Given request ▸ From the entries below, tally how many lines contain "this" and report only that figure.

Excerpted records ▸
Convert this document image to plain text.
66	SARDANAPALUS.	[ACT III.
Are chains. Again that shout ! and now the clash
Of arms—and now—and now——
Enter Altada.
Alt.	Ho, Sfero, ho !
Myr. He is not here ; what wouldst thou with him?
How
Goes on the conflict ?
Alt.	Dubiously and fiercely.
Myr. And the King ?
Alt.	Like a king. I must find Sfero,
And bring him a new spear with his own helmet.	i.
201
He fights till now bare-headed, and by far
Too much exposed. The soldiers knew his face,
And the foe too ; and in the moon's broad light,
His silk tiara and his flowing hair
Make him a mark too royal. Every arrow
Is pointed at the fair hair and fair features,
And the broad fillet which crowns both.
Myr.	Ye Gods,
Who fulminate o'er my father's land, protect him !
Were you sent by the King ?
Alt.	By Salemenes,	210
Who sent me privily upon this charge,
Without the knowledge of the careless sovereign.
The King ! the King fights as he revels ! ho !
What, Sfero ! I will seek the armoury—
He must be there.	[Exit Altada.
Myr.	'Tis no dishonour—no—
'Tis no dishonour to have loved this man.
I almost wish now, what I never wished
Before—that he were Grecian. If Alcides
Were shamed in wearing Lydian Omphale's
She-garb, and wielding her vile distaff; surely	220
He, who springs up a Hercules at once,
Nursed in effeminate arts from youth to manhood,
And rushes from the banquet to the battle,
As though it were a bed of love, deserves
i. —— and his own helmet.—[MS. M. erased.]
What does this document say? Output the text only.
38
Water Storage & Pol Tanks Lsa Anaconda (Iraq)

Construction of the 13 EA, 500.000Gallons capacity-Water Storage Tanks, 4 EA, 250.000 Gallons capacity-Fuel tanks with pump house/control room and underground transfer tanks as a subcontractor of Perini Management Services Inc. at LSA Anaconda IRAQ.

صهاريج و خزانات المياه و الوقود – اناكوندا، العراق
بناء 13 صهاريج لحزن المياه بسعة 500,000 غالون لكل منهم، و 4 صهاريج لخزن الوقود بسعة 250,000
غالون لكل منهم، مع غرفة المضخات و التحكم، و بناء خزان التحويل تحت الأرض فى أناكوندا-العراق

Task result ▸ 4